• _Exercise requirements_
Filter these entries, keeping only lines that hold the word "Management".

(Stored data)
-- Begin --
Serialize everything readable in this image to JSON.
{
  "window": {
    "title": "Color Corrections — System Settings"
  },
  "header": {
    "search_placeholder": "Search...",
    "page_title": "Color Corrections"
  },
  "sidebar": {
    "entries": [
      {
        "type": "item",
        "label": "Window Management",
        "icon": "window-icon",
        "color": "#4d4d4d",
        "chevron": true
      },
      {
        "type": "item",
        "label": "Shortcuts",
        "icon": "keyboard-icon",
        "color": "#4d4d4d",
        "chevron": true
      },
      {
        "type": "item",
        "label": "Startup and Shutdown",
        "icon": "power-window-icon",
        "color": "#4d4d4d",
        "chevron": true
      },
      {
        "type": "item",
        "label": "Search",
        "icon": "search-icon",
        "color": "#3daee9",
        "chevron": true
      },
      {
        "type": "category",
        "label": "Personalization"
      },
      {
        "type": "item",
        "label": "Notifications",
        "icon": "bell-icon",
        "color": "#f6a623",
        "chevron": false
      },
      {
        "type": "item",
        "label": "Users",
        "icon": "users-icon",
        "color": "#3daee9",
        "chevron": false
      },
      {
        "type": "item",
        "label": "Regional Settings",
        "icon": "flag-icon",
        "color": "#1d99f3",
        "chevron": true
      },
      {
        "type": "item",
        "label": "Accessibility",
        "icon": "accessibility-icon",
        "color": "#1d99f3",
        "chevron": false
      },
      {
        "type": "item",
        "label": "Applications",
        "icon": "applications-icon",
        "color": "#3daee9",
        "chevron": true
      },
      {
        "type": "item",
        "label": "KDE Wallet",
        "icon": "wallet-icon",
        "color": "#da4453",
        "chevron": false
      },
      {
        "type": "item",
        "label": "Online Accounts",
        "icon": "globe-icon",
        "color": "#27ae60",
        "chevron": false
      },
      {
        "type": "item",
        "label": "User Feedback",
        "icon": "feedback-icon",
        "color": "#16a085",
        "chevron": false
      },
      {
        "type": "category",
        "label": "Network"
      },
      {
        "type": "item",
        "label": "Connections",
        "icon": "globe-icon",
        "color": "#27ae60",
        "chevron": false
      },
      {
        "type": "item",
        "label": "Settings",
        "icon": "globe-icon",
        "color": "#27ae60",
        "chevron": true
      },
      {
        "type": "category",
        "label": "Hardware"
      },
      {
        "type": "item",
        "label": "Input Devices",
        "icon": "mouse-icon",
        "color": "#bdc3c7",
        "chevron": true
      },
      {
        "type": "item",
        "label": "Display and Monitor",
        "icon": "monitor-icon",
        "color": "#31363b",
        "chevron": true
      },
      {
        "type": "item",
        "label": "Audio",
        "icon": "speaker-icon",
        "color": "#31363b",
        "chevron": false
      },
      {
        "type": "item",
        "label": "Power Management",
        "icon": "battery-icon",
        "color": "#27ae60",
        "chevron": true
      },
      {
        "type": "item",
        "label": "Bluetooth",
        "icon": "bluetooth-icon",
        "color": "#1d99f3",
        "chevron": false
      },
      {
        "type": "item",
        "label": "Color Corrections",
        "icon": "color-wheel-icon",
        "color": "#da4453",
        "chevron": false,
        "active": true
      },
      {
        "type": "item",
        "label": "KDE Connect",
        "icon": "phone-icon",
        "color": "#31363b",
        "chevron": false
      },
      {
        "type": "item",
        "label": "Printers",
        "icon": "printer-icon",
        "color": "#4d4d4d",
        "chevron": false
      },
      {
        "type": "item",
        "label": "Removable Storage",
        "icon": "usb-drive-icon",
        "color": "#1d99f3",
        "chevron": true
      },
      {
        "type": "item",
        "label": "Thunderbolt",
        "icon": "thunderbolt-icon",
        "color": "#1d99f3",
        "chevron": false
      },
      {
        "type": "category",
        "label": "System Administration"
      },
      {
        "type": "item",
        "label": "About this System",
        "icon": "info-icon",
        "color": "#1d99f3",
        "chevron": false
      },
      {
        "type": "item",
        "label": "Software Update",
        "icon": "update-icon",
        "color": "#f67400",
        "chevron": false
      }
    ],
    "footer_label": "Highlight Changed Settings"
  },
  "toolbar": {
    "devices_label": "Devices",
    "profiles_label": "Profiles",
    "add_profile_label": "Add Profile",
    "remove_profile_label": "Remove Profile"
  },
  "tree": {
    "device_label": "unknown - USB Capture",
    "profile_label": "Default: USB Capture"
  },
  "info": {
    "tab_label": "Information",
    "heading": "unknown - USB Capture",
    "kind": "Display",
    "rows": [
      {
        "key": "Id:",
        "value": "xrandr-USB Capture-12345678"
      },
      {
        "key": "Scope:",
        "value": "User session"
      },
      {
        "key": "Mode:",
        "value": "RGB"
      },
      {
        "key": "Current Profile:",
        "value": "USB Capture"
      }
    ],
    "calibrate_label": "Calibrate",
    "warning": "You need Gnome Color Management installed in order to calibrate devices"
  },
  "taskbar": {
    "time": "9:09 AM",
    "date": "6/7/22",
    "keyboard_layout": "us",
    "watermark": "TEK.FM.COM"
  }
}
-- End --
-- Begin --
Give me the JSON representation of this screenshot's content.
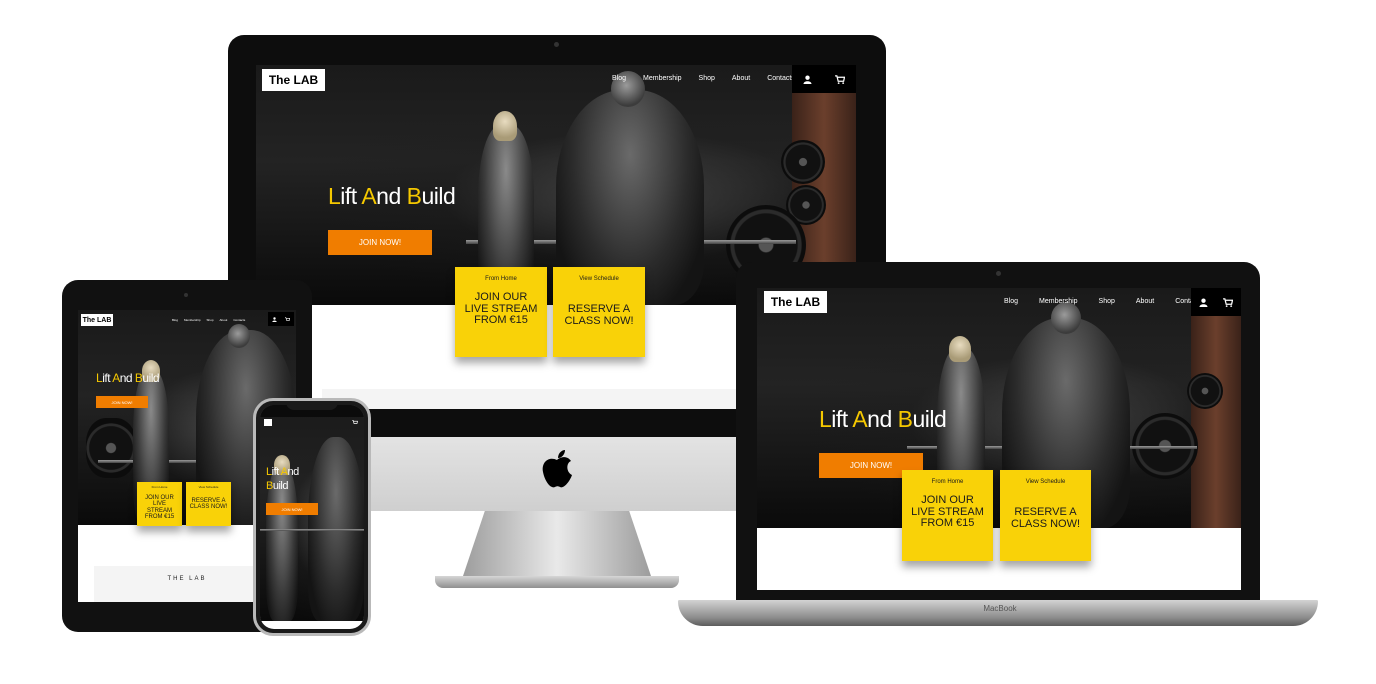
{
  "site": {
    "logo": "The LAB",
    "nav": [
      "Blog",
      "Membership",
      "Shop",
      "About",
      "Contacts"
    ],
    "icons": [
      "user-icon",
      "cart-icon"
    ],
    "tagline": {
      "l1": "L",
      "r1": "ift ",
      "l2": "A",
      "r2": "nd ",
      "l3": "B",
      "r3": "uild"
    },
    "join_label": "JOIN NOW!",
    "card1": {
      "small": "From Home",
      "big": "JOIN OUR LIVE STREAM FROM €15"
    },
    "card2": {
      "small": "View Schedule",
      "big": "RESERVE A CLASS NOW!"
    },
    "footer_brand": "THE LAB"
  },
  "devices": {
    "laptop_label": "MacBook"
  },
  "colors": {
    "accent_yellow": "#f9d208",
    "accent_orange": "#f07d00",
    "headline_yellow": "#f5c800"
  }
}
-- End --
• _Exercise response_
        "label": "Window Management",
        "label": "Power Management",
    "warning": "You need Gnome Color Management installed in order to calibrate devices"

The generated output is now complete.